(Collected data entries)
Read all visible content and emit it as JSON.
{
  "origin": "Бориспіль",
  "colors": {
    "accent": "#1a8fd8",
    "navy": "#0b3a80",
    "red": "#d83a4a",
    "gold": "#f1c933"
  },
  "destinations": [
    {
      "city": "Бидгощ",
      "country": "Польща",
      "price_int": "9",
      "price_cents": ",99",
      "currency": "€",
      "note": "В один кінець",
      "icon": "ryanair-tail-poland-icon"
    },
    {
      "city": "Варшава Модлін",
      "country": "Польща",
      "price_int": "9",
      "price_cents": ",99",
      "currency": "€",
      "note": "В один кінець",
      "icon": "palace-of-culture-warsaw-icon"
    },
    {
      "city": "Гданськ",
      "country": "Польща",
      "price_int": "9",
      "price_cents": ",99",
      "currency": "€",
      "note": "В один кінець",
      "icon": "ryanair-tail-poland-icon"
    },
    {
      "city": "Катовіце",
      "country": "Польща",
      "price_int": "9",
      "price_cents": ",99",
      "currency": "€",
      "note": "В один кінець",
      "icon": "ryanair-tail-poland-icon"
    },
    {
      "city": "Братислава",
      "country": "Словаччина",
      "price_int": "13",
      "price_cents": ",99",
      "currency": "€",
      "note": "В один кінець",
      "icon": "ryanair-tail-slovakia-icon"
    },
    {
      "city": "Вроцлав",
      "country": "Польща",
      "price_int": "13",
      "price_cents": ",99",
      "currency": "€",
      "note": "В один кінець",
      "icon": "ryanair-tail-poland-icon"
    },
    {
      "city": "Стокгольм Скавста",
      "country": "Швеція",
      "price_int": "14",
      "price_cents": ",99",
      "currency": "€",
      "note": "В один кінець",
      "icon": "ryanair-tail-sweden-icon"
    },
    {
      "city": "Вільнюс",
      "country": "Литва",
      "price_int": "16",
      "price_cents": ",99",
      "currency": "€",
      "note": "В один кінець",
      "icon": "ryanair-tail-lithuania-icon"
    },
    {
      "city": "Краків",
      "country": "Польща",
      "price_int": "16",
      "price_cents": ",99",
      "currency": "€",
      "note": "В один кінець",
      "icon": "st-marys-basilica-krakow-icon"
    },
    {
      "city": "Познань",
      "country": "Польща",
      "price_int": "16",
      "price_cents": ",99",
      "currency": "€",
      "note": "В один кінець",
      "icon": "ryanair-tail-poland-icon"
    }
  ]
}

#### Direction
Repeat each record exactly, leaving nothing out.

#### Response for this exercise
Read all visible content and emit it as JSON.
{
  "origin": "Бориспіль",
  "colors": {
    "accent": "#1a8fd8",
    "navy": "#0b3a80",
    "red": "#d83a4a",
    "gold": "#f1c933"
  },
  "destinations": [
    {
      "city": "Бидгощ",
      "country": "Польща",
      "price_int": "9",
      "price_cents": ",99",
      "currency": "€",
      "note": "В один кінець",
      "icon": "ryanair-tail-poland-icon"
    },
    {
      "city": "Варшава Модлін",
      "country": "Польща",
      "price_int": "9",
      "price_cents": ",99",
      "currency": "€",
      "note": "В один кінець",
      "icon": "palace-of-culture-warsaw-icon"
    },
    {
      "city": "Гданськ",
      "country": "Польща",
      "price_int": "9",
      "price_cents": ",99",
      "currency": "€",
      "note": "В один кінець",
      "icon": "ryanair-tail-poland-icon"
    },
    {
      "city": "Катовіце",
      "country": "Польща",
      "price_int": "9",
      "price_cents": ",99",
      "currency": "€",
      "note": "В один кінець",
      "icon": "ryanair-tail-poland-icon"
    },
    {
      "city": "Братислава",
      "country": "Словаччина",
      "price_int": "13",
      "price_cents": ",99",
      "currency": "€",
      "note": "В один кінець",
      "icon": "ryanair-tail-slovakia-icon"
    },
    {
      "city": "Вроцлав",
      "country": "Польща",
      "price_int": "13",
      "price_cents": ",99",
      "currency": "€",
      "note": "В один кінець",
      "icon": "ryanair-tail-poland-icon"
    },
    {
      "city": "Стокгольм Скавста",
      "country": "Швеція",
      "price_int": "14",
      "price_cents": ",99",
      "currency": "€",
      "note": "В один кінець",
      "icon": "ryanair-tail-sweden-icon"
    },
    {
      "city": "Вільнюс",
      "country": "Литва",
      "price_int": "16",
      "price_cents": ",99",
      "currency": "€",
      "note": "В один кінець",
      "icon": "ryanair-tail-lithuania-icon"
    },
    {
      "city": "Краків",
      "country": "Польща",
      "price_int": "16",
      "price_cents": ",99",
      "currency": "€",
      "note": "В один кінець",
      "icon": "st-marys-basilica-krakow-icon"
    },
    {
      "city": "Познань",
      "country": "Польща",
      "price_int": "16",
      "price_cents": ",99",
      "currency": "€",
      "note": "В один кінець",
      "icon": "ryanair-tail-poland-icon"
    }
  ]
}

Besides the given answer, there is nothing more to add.